▶ [To be done]: Collect all the lines that mention the word "Digitalizing".

··· Records supplied

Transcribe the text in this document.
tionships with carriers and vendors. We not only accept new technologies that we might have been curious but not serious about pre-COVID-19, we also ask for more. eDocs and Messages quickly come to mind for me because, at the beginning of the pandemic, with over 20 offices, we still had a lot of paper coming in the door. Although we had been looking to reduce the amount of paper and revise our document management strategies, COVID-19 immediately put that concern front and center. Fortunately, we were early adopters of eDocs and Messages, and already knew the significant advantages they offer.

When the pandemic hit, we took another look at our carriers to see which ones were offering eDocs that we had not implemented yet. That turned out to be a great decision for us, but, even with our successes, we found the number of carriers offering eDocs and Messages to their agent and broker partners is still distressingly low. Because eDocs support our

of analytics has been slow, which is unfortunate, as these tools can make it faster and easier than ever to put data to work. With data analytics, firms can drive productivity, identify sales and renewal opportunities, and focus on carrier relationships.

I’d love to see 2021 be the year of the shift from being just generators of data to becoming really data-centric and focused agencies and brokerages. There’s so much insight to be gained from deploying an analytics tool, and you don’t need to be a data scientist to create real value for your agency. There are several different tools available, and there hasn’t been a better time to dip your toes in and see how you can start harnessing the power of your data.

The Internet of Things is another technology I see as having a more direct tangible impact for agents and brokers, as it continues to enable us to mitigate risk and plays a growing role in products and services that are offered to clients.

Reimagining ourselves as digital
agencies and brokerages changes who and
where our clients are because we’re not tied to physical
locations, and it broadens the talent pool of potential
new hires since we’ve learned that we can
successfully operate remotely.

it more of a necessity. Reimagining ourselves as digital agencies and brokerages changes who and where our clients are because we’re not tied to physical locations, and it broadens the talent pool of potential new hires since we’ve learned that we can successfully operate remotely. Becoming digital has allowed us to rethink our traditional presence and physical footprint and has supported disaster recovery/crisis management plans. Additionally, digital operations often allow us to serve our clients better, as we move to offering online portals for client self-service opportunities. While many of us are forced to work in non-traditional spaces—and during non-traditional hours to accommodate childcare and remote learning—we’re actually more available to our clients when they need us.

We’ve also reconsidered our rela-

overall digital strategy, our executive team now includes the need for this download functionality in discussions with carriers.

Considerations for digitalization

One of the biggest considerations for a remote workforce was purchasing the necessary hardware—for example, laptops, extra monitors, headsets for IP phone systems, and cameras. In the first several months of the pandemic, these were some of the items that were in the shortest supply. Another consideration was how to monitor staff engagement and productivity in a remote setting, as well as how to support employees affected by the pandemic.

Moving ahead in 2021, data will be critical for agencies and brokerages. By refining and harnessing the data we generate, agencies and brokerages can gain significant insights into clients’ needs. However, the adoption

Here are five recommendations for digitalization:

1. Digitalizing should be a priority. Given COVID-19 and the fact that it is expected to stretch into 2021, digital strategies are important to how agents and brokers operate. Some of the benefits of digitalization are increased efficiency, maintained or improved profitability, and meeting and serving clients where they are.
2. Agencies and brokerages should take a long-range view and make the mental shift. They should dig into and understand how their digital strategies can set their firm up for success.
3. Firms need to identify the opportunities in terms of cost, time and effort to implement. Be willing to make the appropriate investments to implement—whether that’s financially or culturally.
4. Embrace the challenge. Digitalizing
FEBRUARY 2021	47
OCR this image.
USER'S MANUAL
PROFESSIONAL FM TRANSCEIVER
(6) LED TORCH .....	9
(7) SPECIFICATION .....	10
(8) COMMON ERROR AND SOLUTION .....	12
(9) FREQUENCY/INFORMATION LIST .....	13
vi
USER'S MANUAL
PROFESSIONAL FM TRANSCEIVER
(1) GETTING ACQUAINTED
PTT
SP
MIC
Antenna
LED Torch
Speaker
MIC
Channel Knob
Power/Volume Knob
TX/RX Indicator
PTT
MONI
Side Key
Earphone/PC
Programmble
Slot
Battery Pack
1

······

▶ [In response]:
1. Digitalizing should be a priority. Given COVID-19 and the fact that it is expected to stretch into 2021, digital strategies are important to how agents and brokers operate. Some of the benefits of digitalization are increased efficiency, maintained or improved profitability, and meeting and serving clients where they are.
4. Embrace the challenge. Digitalizing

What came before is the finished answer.